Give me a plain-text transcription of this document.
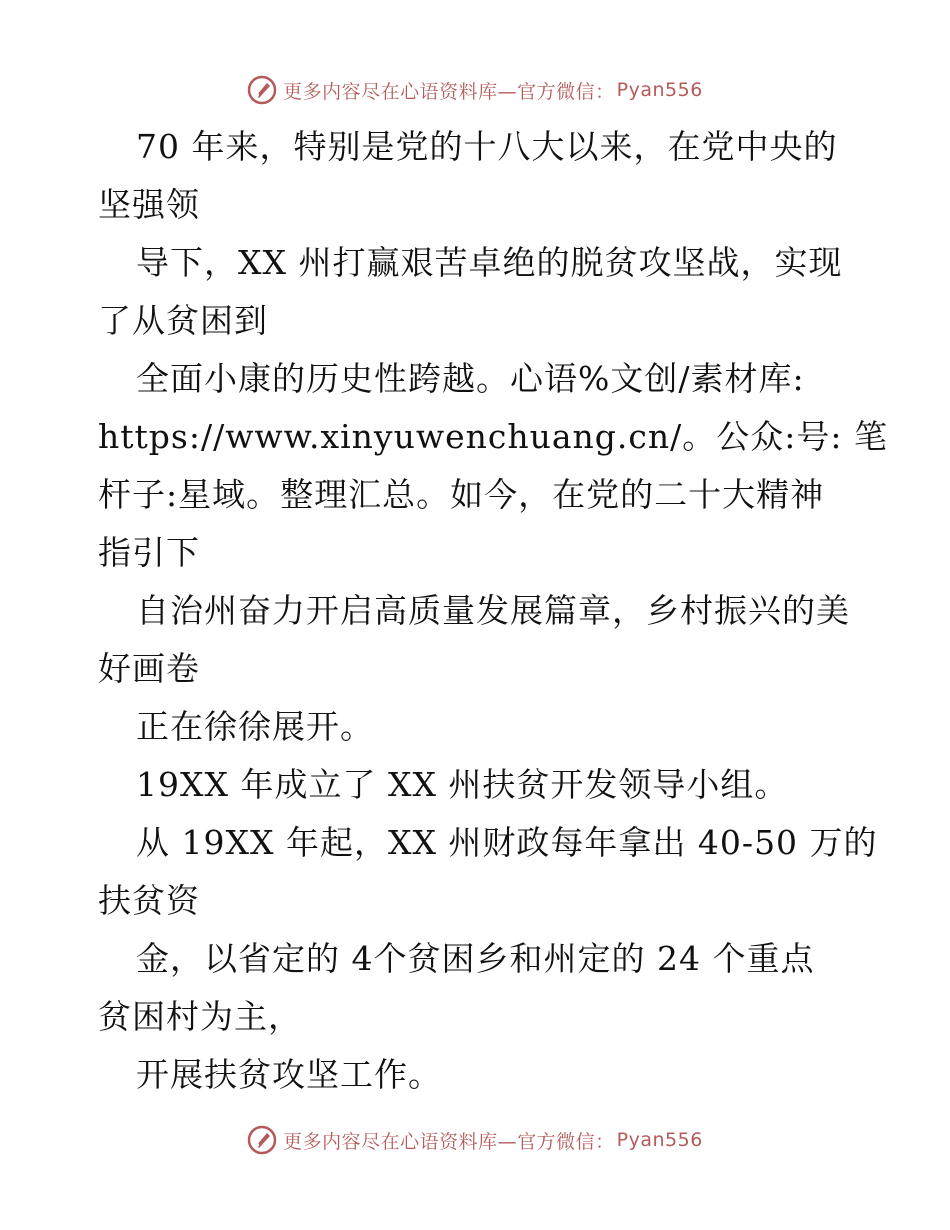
更多内容尽在心语资料库—官方微信： Pyan556
70 年来，特别是党的十八大以来，在党中央的
坚强领
导下，XX 州打赢艰苦卓绝的脱贫攻坚战，实现
了从贫困到
全面小康的历史性跨越。心语%文创/素材库:
https://www.xinyuwenchuang.cn/。公众:号: 笔
杆子:星域。整理汇总。如今，在党的二十大精神
指引下
自治州奋力开启高质量发展篇章，乡村振兴的美
好画卷
正在徐徐展开。
19XX 年成立了 XX 州扶贫开发领导小组。
从 19XX 年起，XX 州财政每年拿出 40-50 万的
扶贫资
金，以省定的 4个贫困乡和州定的 24 个重点
贫困村为主，
开展扶贫攻坚工作。
更多内容尽在心语资料库—官方微信： Pyan556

==================================================

Repeat the data exactly in full, omitting its pictures.

Give me a plain-text transcription of this document.
更多内容尽在心语资料库—官方微信： Pyan556
70 年来，特别是党的十八大以来，在党中央的
坚强领
导下，XX 州打赢艰苦卓绝的脱贫攻坚战，实现
了从贫困到
全面小康的历史性跨越。心语%文创/素材库:
https://www.xinyuwenchuang.cn/。公众:号: 笔
杆子:星域。整理汇总。如今，在党的二十大精神
指引下
自治州奋力开启高质量发展篇章，乡村振兴的美
好画卷
正在徐徐展开。
19XX 年成立了 XX 州扶贫开发领导小组。
从 19XX 年起，XX 州财政每年拿出 40-50 万的
扶贫资
金，以省定的 4个贫困乡和州定的 24 个重点
贫困村为主，
开展扶贫攻坚工作。
更多内容尽在心语资料库—官方微信： Pyan556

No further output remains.